▶ [TASK INSTRUCTIONS]: Which lines hold the string "klagenfurt"? Copy every one of them.

▶ [LISTED ENTRIES]:
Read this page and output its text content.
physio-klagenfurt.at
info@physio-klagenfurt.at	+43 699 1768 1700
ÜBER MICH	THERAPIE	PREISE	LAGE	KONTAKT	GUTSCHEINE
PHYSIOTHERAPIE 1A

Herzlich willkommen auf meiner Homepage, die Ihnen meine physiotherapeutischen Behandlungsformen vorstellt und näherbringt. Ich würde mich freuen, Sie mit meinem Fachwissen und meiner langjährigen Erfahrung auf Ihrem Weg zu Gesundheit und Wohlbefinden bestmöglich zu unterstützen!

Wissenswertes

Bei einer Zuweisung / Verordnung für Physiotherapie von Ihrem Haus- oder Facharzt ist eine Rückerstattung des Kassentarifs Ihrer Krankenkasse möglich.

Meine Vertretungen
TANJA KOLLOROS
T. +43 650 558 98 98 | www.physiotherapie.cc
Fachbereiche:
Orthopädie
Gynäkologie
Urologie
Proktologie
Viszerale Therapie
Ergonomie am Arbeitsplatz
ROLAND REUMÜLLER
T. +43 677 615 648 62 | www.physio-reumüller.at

▶ [SOLUTION FOR THIS PROBLEM]:
physio-klagenfurt.at
info@physio-klagenfurt.at	+43 699 1768 1700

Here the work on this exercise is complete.